**CHALLENGE:**
Look for "flue" in the listing below. Gather each line that contains it.

[Figure record listings]
################

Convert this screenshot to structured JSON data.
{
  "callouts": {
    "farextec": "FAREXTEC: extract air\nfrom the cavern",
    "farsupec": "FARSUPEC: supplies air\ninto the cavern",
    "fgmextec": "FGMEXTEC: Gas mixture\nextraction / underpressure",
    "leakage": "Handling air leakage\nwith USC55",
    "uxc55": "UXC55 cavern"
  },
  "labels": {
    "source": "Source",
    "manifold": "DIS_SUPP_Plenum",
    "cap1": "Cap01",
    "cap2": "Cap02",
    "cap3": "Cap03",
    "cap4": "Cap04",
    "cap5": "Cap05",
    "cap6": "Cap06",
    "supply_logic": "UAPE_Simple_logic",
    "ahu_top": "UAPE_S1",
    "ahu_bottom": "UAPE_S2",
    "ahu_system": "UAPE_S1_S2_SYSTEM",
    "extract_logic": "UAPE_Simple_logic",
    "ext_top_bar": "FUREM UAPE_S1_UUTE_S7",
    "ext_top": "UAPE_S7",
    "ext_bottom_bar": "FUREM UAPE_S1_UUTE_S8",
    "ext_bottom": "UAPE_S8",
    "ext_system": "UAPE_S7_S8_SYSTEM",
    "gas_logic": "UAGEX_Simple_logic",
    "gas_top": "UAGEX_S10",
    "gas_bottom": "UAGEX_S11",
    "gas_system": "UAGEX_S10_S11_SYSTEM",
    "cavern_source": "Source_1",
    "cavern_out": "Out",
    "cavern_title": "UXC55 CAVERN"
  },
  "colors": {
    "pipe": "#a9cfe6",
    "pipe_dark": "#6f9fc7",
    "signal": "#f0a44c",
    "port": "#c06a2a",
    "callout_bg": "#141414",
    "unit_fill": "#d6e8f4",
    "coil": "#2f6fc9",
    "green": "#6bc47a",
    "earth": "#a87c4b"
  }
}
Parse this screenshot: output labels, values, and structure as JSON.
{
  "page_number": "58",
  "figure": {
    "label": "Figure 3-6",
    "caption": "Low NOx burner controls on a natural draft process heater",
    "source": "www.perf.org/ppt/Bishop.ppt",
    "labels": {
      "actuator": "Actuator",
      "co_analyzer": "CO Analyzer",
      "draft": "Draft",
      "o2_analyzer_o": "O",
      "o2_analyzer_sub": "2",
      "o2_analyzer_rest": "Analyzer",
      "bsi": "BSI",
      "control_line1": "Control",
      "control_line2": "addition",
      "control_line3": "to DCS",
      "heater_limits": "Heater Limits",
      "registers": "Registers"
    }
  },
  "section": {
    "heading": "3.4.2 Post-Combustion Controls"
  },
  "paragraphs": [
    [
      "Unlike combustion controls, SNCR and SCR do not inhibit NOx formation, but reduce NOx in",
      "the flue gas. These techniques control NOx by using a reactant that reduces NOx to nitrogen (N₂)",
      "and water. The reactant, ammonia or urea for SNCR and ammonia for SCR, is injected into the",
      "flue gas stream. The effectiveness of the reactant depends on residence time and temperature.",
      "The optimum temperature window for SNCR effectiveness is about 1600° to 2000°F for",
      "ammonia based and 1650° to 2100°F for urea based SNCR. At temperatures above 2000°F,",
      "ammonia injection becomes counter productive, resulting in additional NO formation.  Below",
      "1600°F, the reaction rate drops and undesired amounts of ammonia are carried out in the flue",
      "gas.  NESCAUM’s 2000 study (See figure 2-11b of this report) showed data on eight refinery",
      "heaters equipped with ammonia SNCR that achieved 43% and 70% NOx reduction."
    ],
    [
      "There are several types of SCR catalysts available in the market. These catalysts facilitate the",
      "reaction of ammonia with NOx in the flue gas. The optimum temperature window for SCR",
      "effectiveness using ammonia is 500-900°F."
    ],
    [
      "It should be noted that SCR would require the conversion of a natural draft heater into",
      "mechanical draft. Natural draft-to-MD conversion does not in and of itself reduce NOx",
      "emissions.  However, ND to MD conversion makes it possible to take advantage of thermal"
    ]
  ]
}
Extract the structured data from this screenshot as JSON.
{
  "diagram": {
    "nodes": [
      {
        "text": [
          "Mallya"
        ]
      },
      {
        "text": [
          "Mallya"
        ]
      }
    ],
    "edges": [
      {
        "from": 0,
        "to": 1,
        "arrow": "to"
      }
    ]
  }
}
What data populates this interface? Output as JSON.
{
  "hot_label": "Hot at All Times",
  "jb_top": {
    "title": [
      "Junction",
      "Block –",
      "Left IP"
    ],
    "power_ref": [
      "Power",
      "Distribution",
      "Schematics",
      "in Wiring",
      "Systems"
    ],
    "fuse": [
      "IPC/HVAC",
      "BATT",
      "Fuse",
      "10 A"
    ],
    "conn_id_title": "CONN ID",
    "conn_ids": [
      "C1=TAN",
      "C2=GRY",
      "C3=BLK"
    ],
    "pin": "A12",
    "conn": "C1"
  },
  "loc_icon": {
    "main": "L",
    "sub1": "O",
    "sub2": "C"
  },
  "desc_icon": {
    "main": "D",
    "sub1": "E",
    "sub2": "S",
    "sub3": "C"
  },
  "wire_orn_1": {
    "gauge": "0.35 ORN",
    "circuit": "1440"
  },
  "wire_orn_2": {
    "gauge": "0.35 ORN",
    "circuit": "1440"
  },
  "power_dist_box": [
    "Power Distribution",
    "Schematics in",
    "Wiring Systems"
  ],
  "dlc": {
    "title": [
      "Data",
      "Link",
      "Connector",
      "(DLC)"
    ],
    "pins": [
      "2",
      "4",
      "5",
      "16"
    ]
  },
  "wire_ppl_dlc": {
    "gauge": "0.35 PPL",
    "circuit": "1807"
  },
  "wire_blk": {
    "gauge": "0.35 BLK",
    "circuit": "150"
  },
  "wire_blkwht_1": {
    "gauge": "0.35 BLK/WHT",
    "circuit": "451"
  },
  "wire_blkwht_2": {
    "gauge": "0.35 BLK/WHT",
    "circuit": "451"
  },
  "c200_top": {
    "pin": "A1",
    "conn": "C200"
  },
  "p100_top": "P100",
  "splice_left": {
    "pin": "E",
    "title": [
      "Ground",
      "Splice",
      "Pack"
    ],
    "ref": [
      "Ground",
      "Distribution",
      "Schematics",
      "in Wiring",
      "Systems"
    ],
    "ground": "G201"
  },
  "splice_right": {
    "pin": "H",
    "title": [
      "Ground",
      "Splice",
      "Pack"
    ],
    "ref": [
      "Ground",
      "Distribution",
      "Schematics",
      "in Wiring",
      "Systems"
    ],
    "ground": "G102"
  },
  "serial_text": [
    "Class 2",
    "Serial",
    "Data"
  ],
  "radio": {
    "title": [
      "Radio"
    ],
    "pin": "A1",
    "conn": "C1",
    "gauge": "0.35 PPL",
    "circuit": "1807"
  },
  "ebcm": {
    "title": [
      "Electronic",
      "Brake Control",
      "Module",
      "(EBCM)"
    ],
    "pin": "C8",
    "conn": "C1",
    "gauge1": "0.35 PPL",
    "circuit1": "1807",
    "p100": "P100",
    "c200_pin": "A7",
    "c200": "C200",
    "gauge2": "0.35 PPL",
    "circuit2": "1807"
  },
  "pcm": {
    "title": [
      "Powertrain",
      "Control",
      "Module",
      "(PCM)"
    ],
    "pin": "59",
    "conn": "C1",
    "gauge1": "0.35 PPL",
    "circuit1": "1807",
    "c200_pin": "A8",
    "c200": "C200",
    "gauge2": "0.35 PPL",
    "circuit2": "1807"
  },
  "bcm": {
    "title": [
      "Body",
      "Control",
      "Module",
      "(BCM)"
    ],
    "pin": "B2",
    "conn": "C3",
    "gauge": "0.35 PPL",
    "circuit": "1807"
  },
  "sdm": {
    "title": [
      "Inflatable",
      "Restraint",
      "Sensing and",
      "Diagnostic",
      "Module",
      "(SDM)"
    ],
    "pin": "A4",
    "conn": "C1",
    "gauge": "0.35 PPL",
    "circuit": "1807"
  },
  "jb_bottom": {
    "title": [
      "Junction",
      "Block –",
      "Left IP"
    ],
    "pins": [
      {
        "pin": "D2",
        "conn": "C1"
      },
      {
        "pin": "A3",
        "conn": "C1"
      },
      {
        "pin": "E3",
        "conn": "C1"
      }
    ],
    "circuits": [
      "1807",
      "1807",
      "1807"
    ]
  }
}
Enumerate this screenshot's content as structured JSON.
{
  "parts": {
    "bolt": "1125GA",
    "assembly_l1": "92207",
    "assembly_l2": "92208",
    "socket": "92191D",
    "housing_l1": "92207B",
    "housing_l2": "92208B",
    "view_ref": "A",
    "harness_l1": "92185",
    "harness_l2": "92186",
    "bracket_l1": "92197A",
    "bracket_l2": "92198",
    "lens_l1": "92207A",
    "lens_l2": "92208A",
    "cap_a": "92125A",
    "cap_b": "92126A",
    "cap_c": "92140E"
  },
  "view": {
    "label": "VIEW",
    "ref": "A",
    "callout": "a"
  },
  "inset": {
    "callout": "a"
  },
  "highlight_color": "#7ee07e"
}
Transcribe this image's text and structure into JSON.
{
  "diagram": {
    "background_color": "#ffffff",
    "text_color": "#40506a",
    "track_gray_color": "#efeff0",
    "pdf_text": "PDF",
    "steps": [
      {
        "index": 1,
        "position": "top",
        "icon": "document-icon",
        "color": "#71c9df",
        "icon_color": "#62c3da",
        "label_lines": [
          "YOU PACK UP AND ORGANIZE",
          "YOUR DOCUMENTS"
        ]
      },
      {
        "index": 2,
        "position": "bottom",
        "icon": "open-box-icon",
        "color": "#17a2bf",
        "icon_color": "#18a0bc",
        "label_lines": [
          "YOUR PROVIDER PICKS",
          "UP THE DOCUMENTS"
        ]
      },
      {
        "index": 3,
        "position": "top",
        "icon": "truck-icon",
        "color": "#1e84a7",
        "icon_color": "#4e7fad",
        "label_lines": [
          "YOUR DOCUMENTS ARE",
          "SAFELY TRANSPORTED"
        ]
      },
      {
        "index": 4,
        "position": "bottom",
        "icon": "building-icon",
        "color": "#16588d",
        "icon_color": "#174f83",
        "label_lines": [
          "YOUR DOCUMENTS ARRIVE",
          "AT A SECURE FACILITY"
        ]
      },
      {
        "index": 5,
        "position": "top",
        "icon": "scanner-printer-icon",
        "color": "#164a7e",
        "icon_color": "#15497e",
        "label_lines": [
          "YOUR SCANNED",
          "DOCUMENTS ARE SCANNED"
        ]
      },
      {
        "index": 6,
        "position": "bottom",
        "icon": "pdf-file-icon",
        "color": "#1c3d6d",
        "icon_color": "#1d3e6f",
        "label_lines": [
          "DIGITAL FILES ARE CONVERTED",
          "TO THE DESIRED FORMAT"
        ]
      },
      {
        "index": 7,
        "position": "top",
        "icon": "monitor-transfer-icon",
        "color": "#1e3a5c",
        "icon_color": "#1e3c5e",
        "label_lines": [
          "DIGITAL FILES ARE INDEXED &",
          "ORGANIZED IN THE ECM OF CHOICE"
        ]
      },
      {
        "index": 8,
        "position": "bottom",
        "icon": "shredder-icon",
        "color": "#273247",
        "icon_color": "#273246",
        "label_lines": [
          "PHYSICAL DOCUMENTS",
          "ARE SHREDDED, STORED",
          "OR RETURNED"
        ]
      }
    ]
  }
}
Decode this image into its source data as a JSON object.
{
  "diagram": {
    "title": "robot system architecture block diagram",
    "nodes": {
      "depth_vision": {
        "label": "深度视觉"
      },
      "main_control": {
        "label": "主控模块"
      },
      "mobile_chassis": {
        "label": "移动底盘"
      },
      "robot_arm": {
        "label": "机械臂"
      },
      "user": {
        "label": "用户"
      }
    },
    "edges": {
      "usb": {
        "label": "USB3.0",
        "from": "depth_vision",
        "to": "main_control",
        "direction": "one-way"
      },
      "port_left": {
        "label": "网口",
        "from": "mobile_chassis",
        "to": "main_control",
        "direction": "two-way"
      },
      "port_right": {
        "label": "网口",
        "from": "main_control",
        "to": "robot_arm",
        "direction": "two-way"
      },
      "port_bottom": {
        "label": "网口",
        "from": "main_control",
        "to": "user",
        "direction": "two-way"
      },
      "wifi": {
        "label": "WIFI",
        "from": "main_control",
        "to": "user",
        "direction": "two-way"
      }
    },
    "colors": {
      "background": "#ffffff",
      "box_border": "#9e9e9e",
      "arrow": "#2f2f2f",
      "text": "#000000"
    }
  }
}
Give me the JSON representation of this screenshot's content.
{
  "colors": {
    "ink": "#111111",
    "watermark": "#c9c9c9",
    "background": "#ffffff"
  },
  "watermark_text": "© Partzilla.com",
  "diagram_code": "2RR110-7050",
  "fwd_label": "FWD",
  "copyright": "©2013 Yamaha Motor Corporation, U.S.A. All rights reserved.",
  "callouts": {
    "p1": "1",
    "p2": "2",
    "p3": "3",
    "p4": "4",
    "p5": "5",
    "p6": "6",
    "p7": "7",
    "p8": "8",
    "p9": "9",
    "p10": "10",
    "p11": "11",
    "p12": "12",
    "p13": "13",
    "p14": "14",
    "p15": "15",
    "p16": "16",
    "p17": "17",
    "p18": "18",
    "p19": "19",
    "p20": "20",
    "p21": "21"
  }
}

################

**REPLY TO THE TASK:**
      "the flue gas. These techniques control NOx by using a reactant that reduces NOx to nitrogen (N₂)",
      "flue gas stream. The effectiveness of the reactant depends on residence time and temperature.",
      "1600°F, the reaction rate drops and undesired amounts of ammonia are carried out in the flue",
      "reaction of ammonia with NOx in the flue gas. The optimum temperature window for SCR",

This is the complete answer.